§ Stated exercise: Only the pictures are to be left out; set down the rest of the records exactly.

§ Exercise input:
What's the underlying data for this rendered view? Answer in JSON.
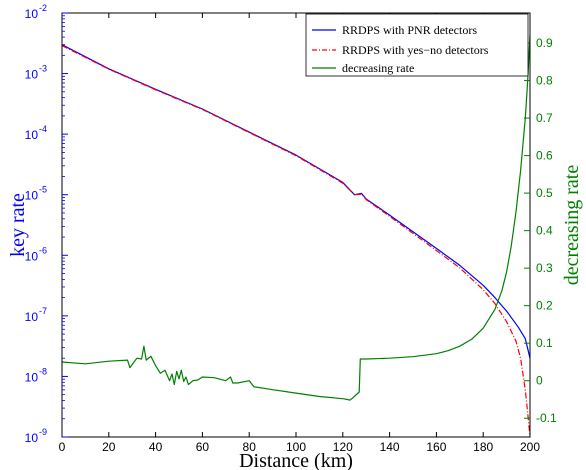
{
  "chart_data": {
    "type": "line",
    "title": "",
    "xlabel": "Distance (km)",
    "ylabel_left": "key rate",
    "ylabel_right": "decreasing rate",
    "xlim": [
      0,
      200
    ],
    "ylim_left": [
      1e-09,
      0.01
    ],
    "ylim_right": [
      -0.15,
      0.98
    ],
    "left_scale": "log",
    "right_scale": "linear",
    "grid": false,
    "legend_position": "top-right",
    "x_ticks": [
      0,
      20,
      40,
      60,
      80,
      100,
      120,
      140,
      160,
      180,
      200
    ],
    "y_left_ticks": [
      {
        "base": "10",
        "exp": "-9"
      },
      {
        "base": "10",
        "exp": "-8"
      },
      {
        "base": "10",
        "exp": "-7"
      },
      {
        "base": "10",
        "exp": "-6"
      },
      {
        "base": "10",
        "exp": "-5"
      },
      {
        "base": "10",
        "exp": "-4"
      },
      {
        "base": "10",
        "exp": "-3"
      },
      {
        "base": "10",
        "exp": "-2"
      }
    ],
    "y_right_ticks": [
      -0.1,
      0,
      0.1,
      0.2,
      0.3,
      0.4,
      0.5,
      0.6,
      0.7,
      0.8,
      0.9
    ],
    "colors": {
      "left_axis": "#0000ff",
      "right_axis": "#008000"
    },
    "series": [
      {
        "name": "RRDPS with PNR detectors",
        "axis": "left",
        "color": "#0000ff",
        "style": "solid",
        "x": [
          0,
          20,
          40,
          60,
          80,
          100,
          120,
          125,
          128,
          130,
          140,
          160,
          170,
          180,
          185,
          190,
          195,
          198,
          200
        ],
        "y": [
          0.003,
          0.0012,
          0.00055,
          0.00026,
          0.000108,
          4.5e-05,
          1.6e-05,
          1e-05,
          1.05e-05,
          8.5e-06,
          4.6e-06,
          1.3e-06,
          6.8e-07,
          3.2e-07,
          2e-07,
          1.2e-07,
          6.5e-08,
          4.2e-08,
          2e-08
        ]
      },
      {
        "name": "RRDPS with yes−no detectors",
        "axis": "left",
        "color": "#ff0000",
        "style": "dash-dot",
        "x": [
          0,
          20,
          40,
          60,
          80,
          100,
          120,
          125,
          128,
          130,
          140,
          160,
          170,
          180,
          185,
          190,
          194,
          196,
          198,
          199,
          200
        ],
        "y": [
          0.0029,
          0.00118,
          0.00054,
          0.000255,
          0.000106,
          4.4e-05,
          1.55e-05,
          1e-05,
          1.02e-05,
          8.3e-06,
          4.4e-06,
          1.2e-06,
          6.2e-07,
          2.7e-07,
          1.6e-07,
          8e-08,
          3.8e-08,
          2e-08,
          6e-09,
          2.5e-09,
          1e-09
        ]
      },
      {
        "name": "decreasing rate",
        "axis": "right",
        "color": "#008000",
        "style": "solid",
        "x": [
          0,
          10,
          20,
          28,
          29,
          32,
          34,
          35,
          36,
          38,
          40,
          42,
          44,
          46,
          47,
          48,
          49,
          50,
          51,
          52,
          53,
          54,
          56,
          58,
          60,
          65,
          70,
          72,
          73,
          75,
          80,
          82,
          90,
          100,
          110,
          120,
          122,
          123,
          124,
          127,
          127.5,
          130,
          140,
          150,
          160,
          165,
          170,
          175,
          180,
          185,
          188,
          190,
          192,
          194,
          196,
          198,
          199,
          200
        ],
        "y": [
          0.05,
          0.045,
          0.052,
          0.055,
          0.035,
          0.06,
          0.058,
          0.092,
          0.055,
          0.065,
          0.04,
          0.02,
          0.028,
          0.0,
          0.018,
          -0.01,
          0.025,
          0.005,
          0.028,
          -0.002,
          0.01,
          -0.01,
          0.0,
          0.002,
          0.01,
          0.008,
          0.0,
          0.01,
          -0.006,
          -0.006,
          0.0,
          -0.016,
          -0.024,
          -0.033,
          -0.042,
          -0.048,
          -0.05,
          -0.052,
          -0.047,
          -0.03,
          0.058,
          0.058,
          0.06,
          0.064,
          0.072,
          0.08,
          0.092,
          0.11,
          0.14,
          0.19,
          0.24,
          0.29,
          0.36,
          0.45,
          0.56,
          0.7,
          0.8,
          0.92
        ]
      }
    ]
  }
}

§ Solution to this exercise:
What's the underlying data for this rendered view? Answer in JSON.
{
  "chart_data": {
    "type": "line",
    "title": "",
    "xlabel": "Distance (km)",
    "ylabel_left": "key rate",
    "ylabel_right": "decreasing rate",
    "xlim": [
      0,
      200
    ],
    "ylim_left": [
      1e-09,
      0.01
    ],
    "ylim_right": [
      -0.15,
      0.98
    ],
    "left_scale": "log",
    "right_scale": "linear",
    "grid": false,
    "legend_position": "top-right",
    "x_ticks": [
      0,
      20,
      40,
      60,
      80,
      100,
      120,
      140,
      160,
      180,
      200
    ],
    "y_left_ticks": [
      {
        "base": "10",
        "exp": "-9"
      },
      {
        "base": "10",
        "exp": "-8"
      },
      {
        "base": "10",
        "exp": "-7"
      },
      {
        "base": "10",
        "exp": "-6"
      },
      {
        "base": "10",
        "exp": "-5"
      },
      {
        "base": "10",
        "exp": "-4"
      },
      {
        "base": "10",
        "exp": "-3"
      },
      {
        "base": "10",
        "exp": "-2"
      }
    ],
    "y_right_ticks": [
      -0.1,
      0,
      0.1,
      0.2,
      0.3,
      0.4,
      0.5,
      0.6,
      0.7,
      0.8,
      0.9
    ],
    "colors": {
      "left_axis": "#0000ff",
      "right_axis": "#008000"
    },
    "series": [
      {
        "name": "RRDPS with PNR detectors",
        "axis": "left",
        "color": "#0000ff",
        "style": "solid",
        "x": [
          0,
          20,
          40,
          60,
          80,
          100,
          120,
          125,
          128,
          130,
          140,
          160,
          170,
          180,
          185,
          190,
          195,
          198,
          200
        ],
        "y": [
          0.003,
          0.0012,
          0.00055,
          0.00026,
          0.000108,
          4.5e-05,
          1.6e-05,
          1e-05,
          1.05e-05,
          8.5e-06,
          4.6e-06,
          1.3e-06,
          6.8e-07,
          3.2e-07,
          2e-07,
          1.2e-07,
          6.5e-08,
          4.2e-08,
          2e-08
        ]
      },
      {
        "name": "RRDPS with yes−no detectors",
        "axis": "left",
        "color": "#ff0000",
        "style": "dash-dot",
        "x": [
          0,
          20,
          40,
          60,
          80,
          100,
          120,
          125,
          128,
          130,
          140,
          160,
          170,
          180,
          185,
          190,
          194,
          196,
          198,
          199,
          200
        ],
        "y": [
          0.0029,
          0.00118,
          0.00054,
          0.000255,
          0.000106,
          4.4e-05,
          1.55e-05,
          1e-05,
          1.02e-05,
          8.3e-06,
          4.4e-06,
          1.2e-06,
          6.2e-07,
          2.7e-07,
          1.6e-07,
          8e-08,
          3.8e-08,
          2e-08,
          6e-09,
          2.5e-09,
          1e-09
        ]
      },
      {
        "name": "decreasing rate",
        "axis": "right",
        "color": "#008000",
        "style": "solid",
        "x": [
          0,
          10,
          20,
          28,
          29,
          32,
          34,
          35,
          36,
          38,
          40,
          42,
          44,
          46,
          47,
          48,
          49,
          50,
          51,
          52,
          53,
          54,
          56,
          58,
          60,
          65,
          70,
          72,
          73,
          75,
          80,
          82,
          90,
          100,
          110,
          120,
          122,
          123,
          124,
          127,
          127.5,
          130,
          140,
          150,
          160,
          165,
          170,
          175,
          180,
          185,
          188,
          190,
          192,
          194,
          196,
          198,
          199,
          200
        ],
        "y": [
          0.05,
          0.045,
          0.052,
          0.055,
          0.035,
          0.06,
          0.058,
          0.092,
          0.055,
          0.065,
          0.04,
          0.02,
          0.028,
          0.0,
          0.018,
          -0.01,
          0.025,
          0.005,
          0.028,
          -0.002,
          0.01,
          -0.01,
          0.0,
          0.002,
          0.01,
          0.008,
          0.0,
          0.01,
          -0.006,
          -0.006,
          0.0,
          -0.016,
          -0.024,
          -0.033,
          -0.042,
          -0.048,
          -0.05,
          -0.052,
          -0.047,
          -0.03,
          0.058,
          0.058,
          0.06,
          0.064,
          0.072,
          0.08,
          0.092,
          0.11,
          0.14,
          0.19,
          0.24,
          0.29,
          0.36,
          0.45,
          0.56,
          0.7,
          0.8,
          0.92
        ]
      }
    ]
  }
}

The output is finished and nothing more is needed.